▶ **YOUR OBJECTIVE**:
Repeat every line of the listing below exactly, minus the pictures.

^^^^

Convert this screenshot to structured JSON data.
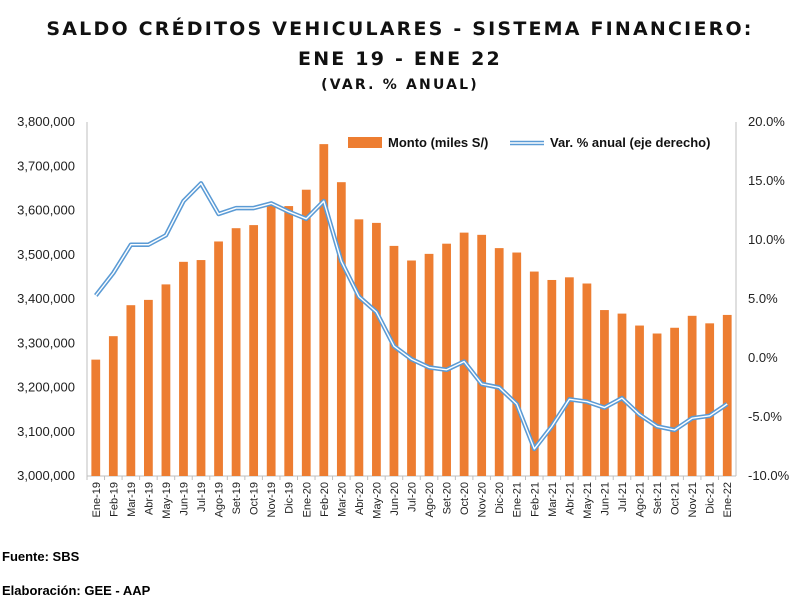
{
  "title": "SALDO CRÉDITOS VEHICULARES - SISTEMA FINANCIERO:",
  "subtitle": "ENE 19 - ENE 22",
  "subtitle2": "(VAR. % ANUAL)",
  "footer": {
    "source": "Fuente: SBS",
    "credit": "Elaboración: GEE - AAP"
  },
  "colors": {
    "bar": "#ED7D31",
    "line": "#5B9BD5",
    "line_inner": "#ffffff",
    "grid": "#D9D9D9",
    "axis": "#BFBFBF"
  },
  "chart_data": {
    "type": "bar",
    "categories": [
      "Ene-19",
      "Feb-19",
      "Mar-19",
      "Abr-19",
      "May-19",
      "Jun-19",
      "Jul-19",
      "Ago-19",
      "Set-19",
      "Oct-19",
      "Nov-19",
      "Dic-19",
      "Ene-20",
      "Feb-20",
      "Mar-20",
      "Abr-20",
      "May-20",
      "Jun-20",
      "Jul-20",
      "Ago-20",
      "Set-20",
      "Oct-20",
      "Nov-20",
      "Dic-20",
      "Ene-21",
      "Feb-21",
      "Mar-21",
      "Abr-21",
      "May-21",
      "Jun-21",
      "Jul-21",
      "Ago-21",
      "Set-21",
      "Oct-21",
      "Nov-21",
      "Dic-21",
      "Ene-22"
    ],
    "series": [
      {
        "name": "Monto (miles S/)",
        "type": "bar",
        "axis": "left",
        "values": [
          3263000,
          3316000,
          3386000,
          3398000,
          3433000,
          3484000,
          3488000,
          3530000,
          3560000,
          3567000,
          3614000,
          3610000,
          3647000,
          3750000,
          3664000,
          3580000,
          3572000,
          3520000,
          3487000,
          3502000,
          3525000,
          3550000,
          3545000,
          3515000,
          3505000,
          3462000,
          3443000,
          3449000,
          3435000,
          3375000,
          3367000,
          3340000,
          3322000,
          3335000,
          3362000,
          3345000,
          3364000
        ]
      },
      {
        "name": "Var. % anual (eje derecho)",
        "type": "line",
        "axis": "right",
        "values": [
          5.3,
          7.2,
          9.6,
          9.6,
          10.4,
          13.3,
          14.8,
          12.2,
          12.7,
          12.7,
          13.1,
          12.4,
          11.8,
          13.3,
          8.2,
          5.2,
          3.9,
          1.0,
          -0.1,
          -0.8,
          -1.0,
          -0.3,
          -2.2,
          -2.5,
          -3.9,
          -7.7,
          -5.8,
          -3.5,
          -3.7,
          -4.2,
          -3.4,
          -4.8,
          -5.8,
          -6.1,
          -5.1,
          -4.9,
          -3.9
        ]
      }
    ],
    "y_left": {
      "min": 3000000,
      "max": 3800000,
      "step": 100000,
      "ticks": [
        "3,000,000",
        "3,100,000",
        "3,200,000",
        "3,300,000",
        "3,400,000",
        "3,500,000",
        "3,600,000",
        "3,700,000",
        "3,800,000"
      ]
    },
    "y_right": {
      "min": -10,
      "max": 20,
      "step": 5,
      "ticks": [
        "-10.0%",
        "-5.0%",
        "0.0%",
        "5.0%",
        "10.0%",
        "15.0%",
        "20.0%"
      ]
    },
    "grid": false,
    "legend_position": "top-right"
  }
}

^^^^

▶ **SOLVED PROBLEM**:
Convert this screenshot to structured JSON data.
{
  "title": "SALDO CRÉDITOS VEHICULARES - SISTEMA FINANCIERO:",
  "subtitle": "ENE 19 - ENE 22",
  "subtitle2": "(VAR. % ANUAL)",
  "footer": {
    "source": "Fuente: SBS",
    "credit": "Elaboración: GEE - AAP"
  },
  "colors": {
    "bar": "#ED7D31",
    "line": "#5B9BD5",
    "line_inner": "#ffffff",
    "grid": "#D9D9D9",
    "axis": "#BFBFBF"
  },
  "chart_data": {
    "type": "bar",
    "categories": [
      "Ene-19",
      "Feb-19",
      "Mar-19",
      "Abr-19",
      "May-19",
      "Jun-19",
      "Jul-19",
      "Ago-19",
      "Set-19",
      "Oct-19",
      "Nov-19",
      "Dic-19",
      "Ene-20",
      "Feb-20",
      "Mar-20",
      "Abr-20",
      "May-20",
      "Jun-20",
      "Jul-20",
      "Ago-20",
      "Set-20",
      "Oct-20",
      "Nov-20",
      "Dic-20",
      "Ene-21",
      "Feb-21",
      "Mar-21",
      "Abr-21",
      "May-21",
      "Jun-21",
      "Jul-21",
      "Ago-21",
      "Set-21",
      "Oct-21",
      "Nov-21",
      "Dic-21",
      "Ene-22"
    ],
    "series": [
      {
        "name": "Monto (miles S/)",
        "type": "bar",
        "axis": "left",
        "values": [
          3263000,
          3316000,
          3386000,
          3398000,
          3433000,
          3484000,
          3488000,
          3530000,
          3560000,
          3567000,
          3614000,
          3610000,
          3647000,
          3750000,
          3664000,
          3580000,
          3572000,
          3520000,
          3487000,
          3502000,
          3525000,
          3550000,
          3545000,
          3515000,
          3505000,
          3462000,
          3443000,
          3449000,
          3435000,
          3375000,
          3367000,
          3340000,
          3322000,
          3335000,
          3362000,
          3345000,
          3364000
        ]
      },
      {
        "name": "Var. % anual (eje derecho)",
        "type": "line",
        "axis": "right",
        "values": [
          5.3,
          7.2,
          9.6,
          9.6,
          10.4,
          13.3,
          14.8,
          12.2,
          12.7,
          12.7,
          13.1,
          12.4,
          11.8,
          13.3,
          8.2,
          5.2,
          3.9,
          1.0,
          -0.1,
          -0.8,
          -1.0,
          -0.3,
          -2.2,
          -2.5,
          -3.9,
          -7.7,
          -5.8,
          -3.5,
          -3.7,
          -4.2,
          -3.4,
          -4.8,
          -5.8,
          -6.1,
          -5.1,
          -4.9,
          -3.9
        ]
      }
    ],
    "y_left": {
      "min": 3000000,
      "max": 3800000,
      "step": 100000,
      "ticks": [
        "3,000,000",
        "3,100,000",
        "3,200,000",
        "3,300,000",
        "3,400,000",
        "3,500,000",
        "3,600,000",
        "3,700,000",
        "3,800,000"
      ]
    },
    "y_right": {
      "min": -10,
      "max": 20,
      "step": 5,
      "ticks": [
        "-10.0%",
        "-5.0%",
        "0.0%",
        "5.0%",
        "10.0%",
        "15.0%",
        "20.0%"
      ]
    },
    "grid": false,
    "legend_position": "top-right"
  }
}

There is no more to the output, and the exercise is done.